> Requirement
Only the number is wanted: how many lines in the data contain "triángulo"?
---------------
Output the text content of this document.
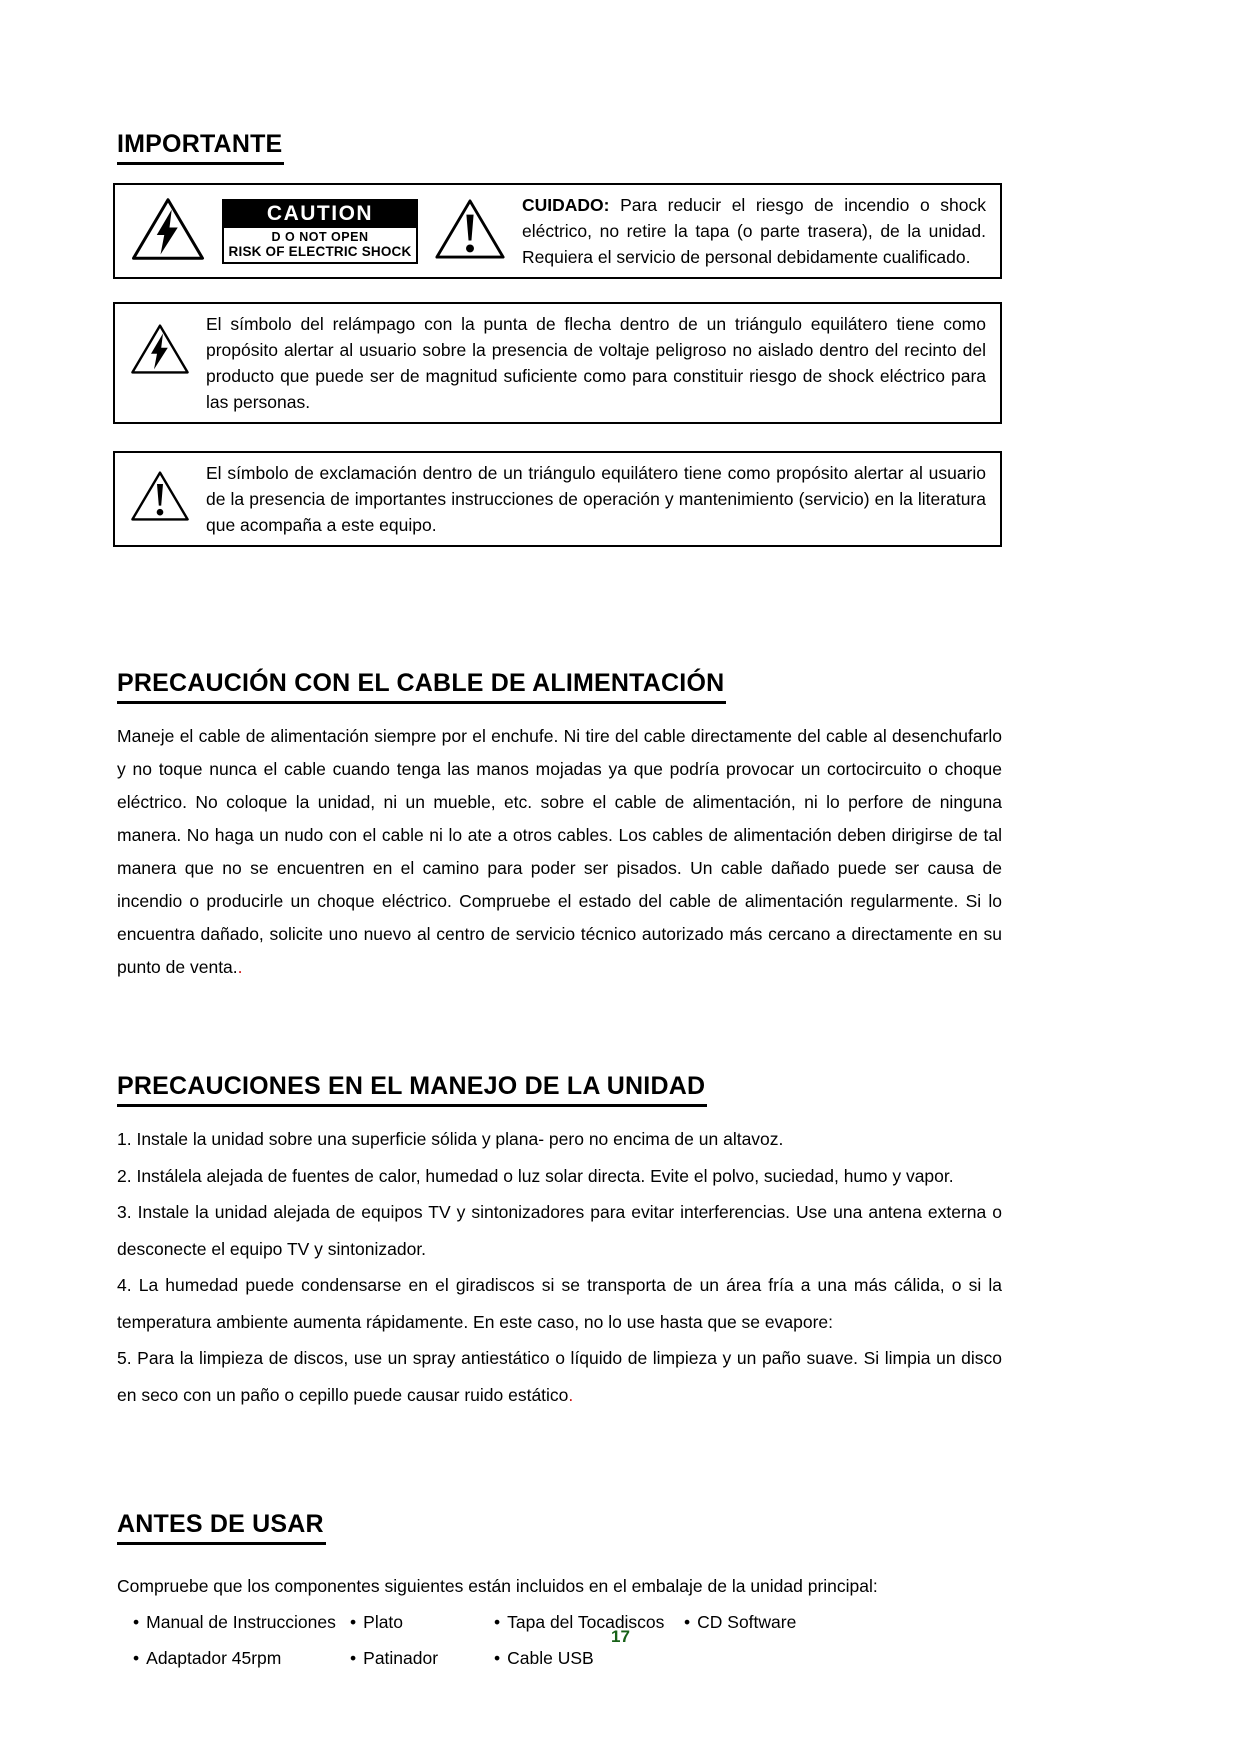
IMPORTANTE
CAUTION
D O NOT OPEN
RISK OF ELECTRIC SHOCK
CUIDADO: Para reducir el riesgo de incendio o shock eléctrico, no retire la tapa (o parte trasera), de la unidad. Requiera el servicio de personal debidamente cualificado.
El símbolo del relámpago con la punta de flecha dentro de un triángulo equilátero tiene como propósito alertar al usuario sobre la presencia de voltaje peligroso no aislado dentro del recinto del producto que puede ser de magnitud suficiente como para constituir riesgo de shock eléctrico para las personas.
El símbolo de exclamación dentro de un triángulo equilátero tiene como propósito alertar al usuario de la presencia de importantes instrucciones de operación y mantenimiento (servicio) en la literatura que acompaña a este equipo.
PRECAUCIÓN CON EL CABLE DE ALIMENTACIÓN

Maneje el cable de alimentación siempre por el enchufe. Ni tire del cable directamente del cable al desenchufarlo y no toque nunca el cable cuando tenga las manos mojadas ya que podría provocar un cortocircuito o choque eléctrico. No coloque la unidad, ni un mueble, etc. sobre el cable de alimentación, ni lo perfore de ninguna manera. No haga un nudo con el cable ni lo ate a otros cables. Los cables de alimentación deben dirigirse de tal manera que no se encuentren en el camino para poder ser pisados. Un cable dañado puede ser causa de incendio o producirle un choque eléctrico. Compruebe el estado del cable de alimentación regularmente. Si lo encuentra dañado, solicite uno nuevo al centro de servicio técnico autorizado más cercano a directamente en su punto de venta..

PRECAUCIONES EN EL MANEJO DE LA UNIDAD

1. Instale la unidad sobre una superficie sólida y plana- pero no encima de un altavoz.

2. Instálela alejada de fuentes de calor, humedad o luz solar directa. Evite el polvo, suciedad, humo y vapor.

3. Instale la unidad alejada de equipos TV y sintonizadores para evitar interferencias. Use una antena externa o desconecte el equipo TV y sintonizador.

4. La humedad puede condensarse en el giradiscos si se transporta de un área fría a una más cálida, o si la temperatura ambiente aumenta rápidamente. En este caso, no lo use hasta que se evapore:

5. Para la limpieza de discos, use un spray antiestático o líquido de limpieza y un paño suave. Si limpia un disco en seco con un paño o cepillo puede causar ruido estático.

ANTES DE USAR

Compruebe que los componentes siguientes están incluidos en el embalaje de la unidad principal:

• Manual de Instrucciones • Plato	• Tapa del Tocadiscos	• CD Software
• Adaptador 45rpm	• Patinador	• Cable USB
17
---------------
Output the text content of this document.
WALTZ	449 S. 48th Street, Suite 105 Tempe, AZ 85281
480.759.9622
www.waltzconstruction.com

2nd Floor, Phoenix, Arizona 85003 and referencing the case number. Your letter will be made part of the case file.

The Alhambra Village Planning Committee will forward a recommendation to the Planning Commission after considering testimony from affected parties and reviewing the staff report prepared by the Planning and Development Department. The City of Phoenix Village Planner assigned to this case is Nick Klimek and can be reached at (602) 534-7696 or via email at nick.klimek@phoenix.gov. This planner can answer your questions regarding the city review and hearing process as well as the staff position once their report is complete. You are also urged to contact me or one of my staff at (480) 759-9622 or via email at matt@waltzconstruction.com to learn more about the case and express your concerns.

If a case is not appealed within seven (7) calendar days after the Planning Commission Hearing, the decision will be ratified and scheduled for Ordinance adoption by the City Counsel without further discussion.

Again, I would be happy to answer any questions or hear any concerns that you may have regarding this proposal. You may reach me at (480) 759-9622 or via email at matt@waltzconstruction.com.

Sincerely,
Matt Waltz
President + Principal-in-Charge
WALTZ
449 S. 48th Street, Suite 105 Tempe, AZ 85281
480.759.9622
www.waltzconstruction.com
---------------
> Expected answer
2